Restate the data word for word and leave the images out.

## Begin

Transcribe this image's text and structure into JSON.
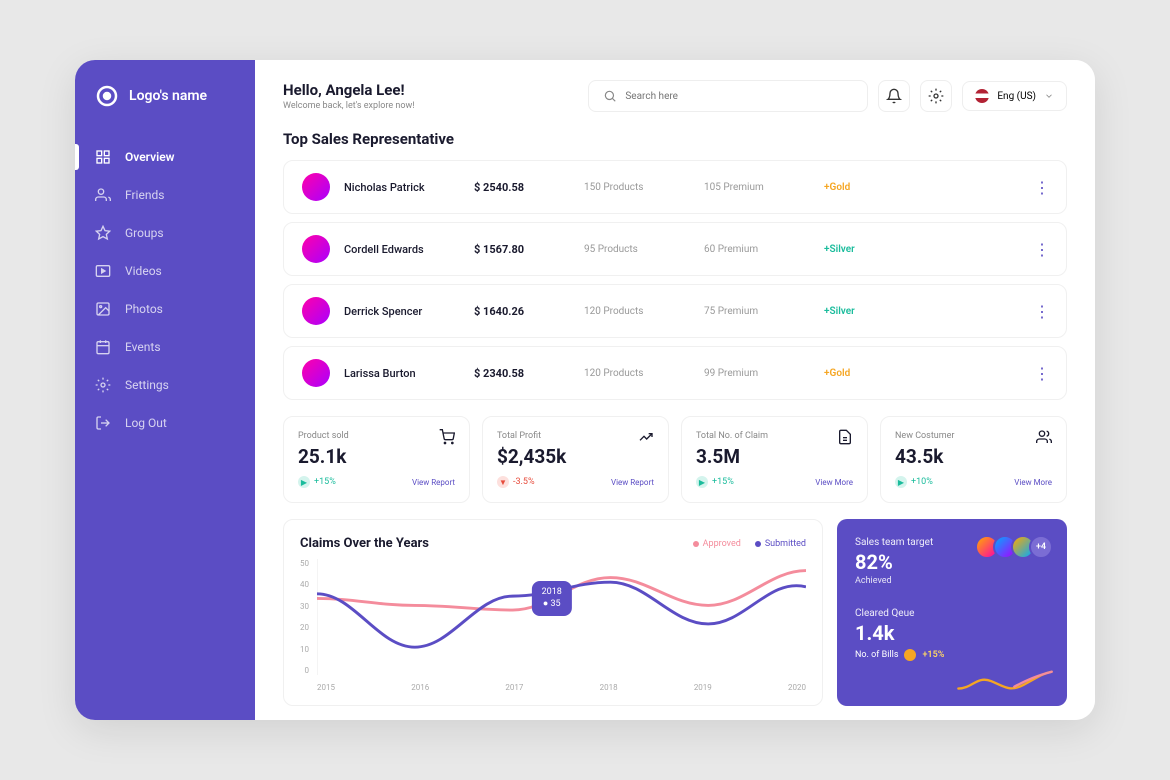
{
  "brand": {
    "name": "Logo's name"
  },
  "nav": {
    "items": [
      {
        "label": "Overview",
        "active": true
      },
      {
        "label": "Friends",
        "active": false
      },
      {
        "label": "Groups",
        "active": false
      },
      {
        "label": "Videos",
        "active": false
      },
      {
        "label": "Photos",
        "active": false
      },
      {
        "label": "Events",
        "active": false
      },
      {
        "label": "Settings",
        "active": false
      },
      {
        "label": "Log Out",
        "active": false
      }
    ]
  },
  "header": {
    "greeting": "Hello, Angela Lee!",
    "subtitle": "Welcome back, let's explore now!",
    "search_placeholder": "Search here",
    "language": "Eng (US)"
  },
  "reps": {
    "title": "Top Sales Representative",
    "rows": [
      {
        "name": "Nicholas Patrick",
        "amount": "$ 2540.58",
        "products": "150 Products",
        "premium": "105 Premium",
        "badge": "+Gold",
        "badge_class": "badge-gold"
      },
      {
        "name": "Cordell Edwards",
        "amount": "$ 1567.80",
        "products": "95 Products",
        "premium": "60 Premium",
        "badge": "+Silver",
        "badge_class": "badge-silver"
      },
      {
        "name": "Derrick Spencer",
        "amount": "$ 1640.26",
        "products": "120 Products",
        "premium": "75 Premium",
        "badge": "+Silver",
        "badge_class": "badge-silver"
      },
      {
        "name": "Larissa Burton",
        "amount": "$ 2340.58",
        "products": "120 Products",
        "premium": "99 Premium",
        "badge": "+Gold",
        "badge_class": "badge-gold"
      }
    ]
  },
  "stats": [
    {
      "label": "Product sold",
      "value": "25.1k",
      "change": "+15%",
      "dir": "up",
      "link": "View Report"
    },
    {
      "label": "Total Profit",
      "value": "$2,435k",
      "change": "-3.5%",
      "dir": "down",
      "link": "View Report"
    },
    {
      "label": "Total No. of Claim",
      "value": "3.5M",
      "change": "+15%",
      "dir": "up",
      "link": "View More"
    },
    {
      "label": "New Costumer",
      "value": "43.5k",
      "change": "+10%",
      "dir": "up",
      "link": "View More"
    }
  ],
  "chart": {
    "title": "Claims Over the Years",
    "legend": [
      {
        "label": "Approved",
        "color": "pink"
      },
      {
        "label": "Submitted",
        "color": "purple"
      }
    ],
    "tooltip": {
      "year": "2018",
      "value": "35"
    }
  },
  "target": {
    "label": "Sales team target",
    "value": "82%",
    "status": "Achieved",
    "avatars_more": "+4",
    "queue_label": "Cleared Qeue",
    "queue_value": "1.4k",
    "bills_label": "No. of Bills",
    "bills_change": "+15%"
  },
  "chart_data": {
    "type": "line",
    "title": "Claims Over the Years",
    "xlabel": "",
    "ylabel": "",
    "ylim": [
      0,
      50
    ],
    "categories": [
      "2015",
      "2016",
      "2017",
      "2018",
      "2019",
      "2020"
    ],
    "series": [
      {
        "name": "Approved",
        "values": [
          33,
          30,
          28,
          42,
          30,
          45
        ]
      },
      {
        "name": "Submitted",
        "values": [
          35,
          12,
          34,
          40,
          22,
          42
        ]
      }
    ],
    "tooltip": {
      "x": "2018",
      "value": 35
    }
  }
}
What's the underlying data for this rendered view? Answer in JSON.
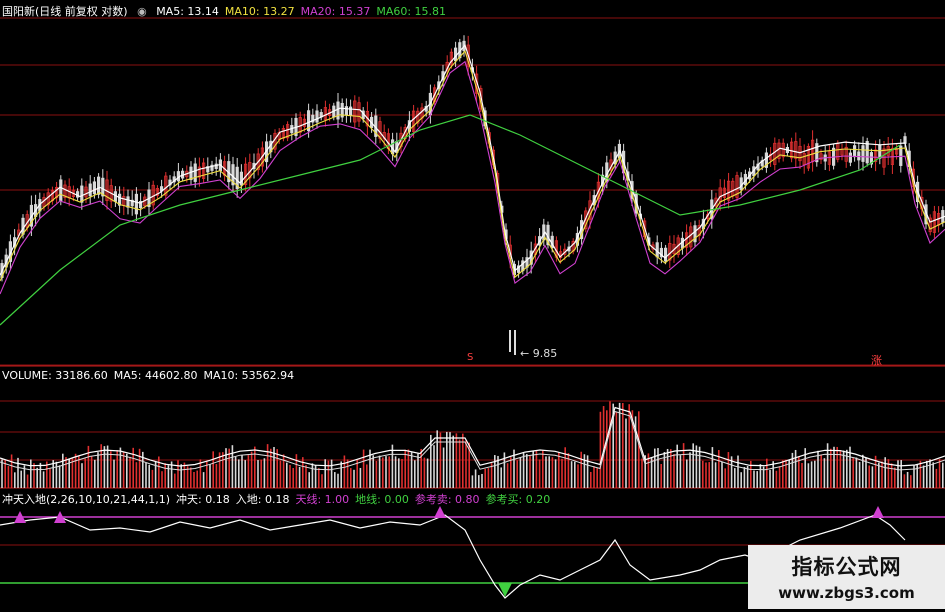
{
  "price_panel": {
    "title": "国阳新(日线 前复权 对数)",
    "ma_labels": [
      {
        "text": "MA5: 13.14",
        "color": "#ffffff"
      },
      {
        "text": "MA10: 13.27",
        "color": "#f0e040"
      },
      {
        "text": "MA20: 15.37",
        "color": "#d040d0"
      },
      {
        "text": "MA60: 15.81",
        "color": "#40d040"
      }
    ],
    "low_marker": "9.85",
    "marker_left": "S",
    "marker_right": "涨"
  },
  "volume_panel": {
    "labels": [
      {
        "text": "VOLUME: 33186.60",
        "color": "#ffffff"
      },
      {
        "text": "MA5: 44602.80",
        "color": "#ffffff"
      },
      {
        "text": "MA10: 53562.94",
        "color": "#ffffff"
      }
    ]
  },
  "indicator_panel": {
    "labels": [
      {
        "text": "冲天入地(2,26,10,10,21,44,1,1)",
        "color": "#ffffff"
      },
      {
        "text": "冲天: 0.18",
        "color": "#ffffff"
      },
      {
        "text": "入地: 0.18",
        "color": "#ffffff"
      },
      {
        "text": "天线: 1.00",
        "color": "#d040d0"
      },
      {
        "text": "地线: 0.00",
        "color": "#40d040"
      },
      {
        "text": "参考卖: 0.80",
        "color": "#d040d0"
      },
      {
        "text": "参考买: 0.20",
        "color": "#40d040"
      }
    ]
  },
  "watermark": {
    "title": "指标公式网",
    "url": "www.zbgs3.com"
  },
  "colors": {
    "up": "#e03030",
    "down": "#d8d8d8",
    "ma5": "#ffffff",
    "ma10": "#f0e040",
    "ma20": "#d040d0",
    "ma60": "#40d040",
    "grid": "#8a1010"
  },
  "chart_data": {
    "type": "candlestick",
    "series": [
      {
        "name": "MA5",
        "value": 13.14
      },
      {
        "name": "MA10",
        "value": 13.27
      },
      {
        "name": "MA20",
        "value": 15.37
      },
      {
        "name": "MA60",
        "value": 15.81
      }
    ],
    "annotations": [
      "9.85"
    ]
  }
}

## End

■ **CORRECT ANSWER**:
Transcribe this image's text and structure into JSON.
{
  "brand": {
    "name": "Logo's name"
  },
  "nav": {
    "items": [
      {
        "label": "Overview",
        "active": true
      },
      {
        "label": "Friends",
        "active": false
      },
      {
        "label": "Groups",
        "active": false
      },
      {
        "label": "Videos",
        "active": false
      },
      {
        "label": "Photos",
        "active": false
      },
      {
        "label": "Events",
        "active": false
      },
      {
        "label": "Settings",
        "active": false
      },
      {
        "label": "Log Out",
        "active": false
      }
    ]
  },
  "header": {
    "greeting": "Hello, Angela Lee!",
    "subtitle": "Welcome back, let's explore now!",
    "search_placeholder": "Search here",
    "language": "Eng (US)"
  },
  "reps": {
    "title": "Top Sales Representative",
    "rows": [
      {
        "name": "Nicholas Patrick",
        "amount": "$ 2540.58",
        "products": "150 Products",
        "premium": "105 Premium",
        "badge": "+Gold",
        "badge_class": "badge-gold"
      },
      {
        "name": "Cordell Edwards",
        "amount": "$ 1567.80",
        "products": "95 Products",
        "premium": "60 Premium",
        "badge": "+Silver",
        "badge_class": "badge-silver"
      },
      {
        "name": "Derrick Spencer",
        "amount": "$ 1640.26",
        "products": "120 Products",
        "premium": "75 Premium",
        "badge": "+Silver",
        "badge_class": "badge-silver"
      },
      {
        "name": "Larissa Burton",
        "amount": "$ 2340.58",
        "products": "120 Products",
        "premium": "99 Premium",
        "badge": "+Gold",
        "badge_class": "badge-gold"
      }
    ]
  },
  "stats": [
    {
      "label": "Product sold",
      "value": "25.1k",
      "change": "+15%",
      "dir": "up",
      "link": "View Report"
    },
    {
      "label": "Total Profit",
      "value": "$2,435k",
      "change": "-3.5%",
      "dir": "down",
      "link": "View Report"
    },
    {
      "label": "Total No. of Claim",
      "value": "3.5M",
      "change": "+15%",
      "dir": "up",
      "link": "View More"
    },
    {
      "label": "New Costumer",
      "value": "43.5k",
      "change": "+10%",
      "dir": "up",
      "link": "View More"
    }
  ],
  "chart": {
    "title": "Claims Over the Years",
    "legend": [
      {
        "label": "Approved",
        "color": "pink"
      },
      {
        "label": "Submitted",
        "color": "purple"
      }
    ],
    "tooltip": {
      "year": "2018",
      "value": "35"
    }
  },
  "target": {
    "label": "Sales team target",
    "value": "82%",
    "status": "Achieved",
    "avatars_more": "+4",
    "queue_label": "Cleared Qeue",
    "queue_value": "1.4k",
    "bills_label": "No. of Bills",
    "bills_change": "+15%"
  },
  "chart_data": {
    "type": "line",
    "title": "Claims Over the Years",
    "xlabel": "",
    "ylabel": "",
    "ylim": [
      0,
      50
    ],
    "categories": [
      "2015",
      "2016",
      "2017",
      "2018",
      "2019",
      "2020"
    ],
    "series": [
      {
        "name": "Approved",
        "values": [
          33,
          30,
          28,
          42,
          30,
          45
        ]
      },
      {
        "name": "Submitted",
        "values": [
          35,
          12,
          34,
          40,
          22,
          42
        ]
      }
    ],
    "tooltip": {
      "x": "2018",
      "value": 35
    }
  }
}
What's the underlying data for this rendered view? Answer in JSON.
{
  "price_panel": {
    "title": "国阳新(日线 前复权 对数)",
    "ma_labels": [
      {
        "text": "MA5: 13.14",
        "color": "#ffffff"
      },
      {
        "text": "MA10: 13.27",
        "color": "#f0e040"
      },
      {
        "text": "MA20: 15.37",
        "color": "#d040d0"
      },
      {
        "text": "MA60: 15.81",
        "color": "#40d040"
      }
    ],
    "low_marker": "9.85",
    "marker_left": "S",
    "marker_right": "涨"
  },
  "volume_panel": {
    "labels": [
      {
        "text": "VOLUME: 33186.60",
        "color": "#ffffff"
      },
      {
        "text": "MA5: 44602.80",
        "color": "#ffffff"
      },
      {
        "text": "MA10: 53562.94",
        "color": "#ffffff"
      }
    ]
  },
  "indicator_panel": {
    "labels": [
      {
        "text": "冲天入地(2,26,10,10,21,44,1,1)",
        "color": "#ffffff"
      },
      {
        "text": "冲天: 0.18",
        "color": "#ffffff"
      },
      {
        "text": "入地: 0.18",
        "color": "#ffffff"
      },
      {
        "text": "天线: 1.00",
        "color": "#d040d0"
      },
      {
        "text": "地线: 0.00",
        "color": "#40d040"
      },
      {
        "text": "参考卖: 0.80",
        "color": "#d040d0"
      },
      {
        "text": "参考买: 0.20",
        "color": "#40d040"
      }
    ]
  },
  "watermark": {
    "title": "指标公式网",
    "url": "www.zbgs3.com"
  },
  "colors": {
    "up": "#e03030",
    "down": "#d8d8d8",
    "ma5": "#ffffff",
    "ma10": "#f0e040",
    "ma20": "#d040d0",
    "ma60": "#40d040",
    "grid": "#8a1010"
  },
  "chart_data": {
    "type": "candlestick",
    "series": [
      {
        "name": "MA5",
        "value": 13.14
      },
      {
        "name": "MA10",
        "value": 13.27
      },
      {
        "name": "MA20",
        "value": 15.37
      },
      {
        "name": "MA60",
        "value": 15.81
      }
    ],
    "annotations": [
      "9.85"
    ]
  }
}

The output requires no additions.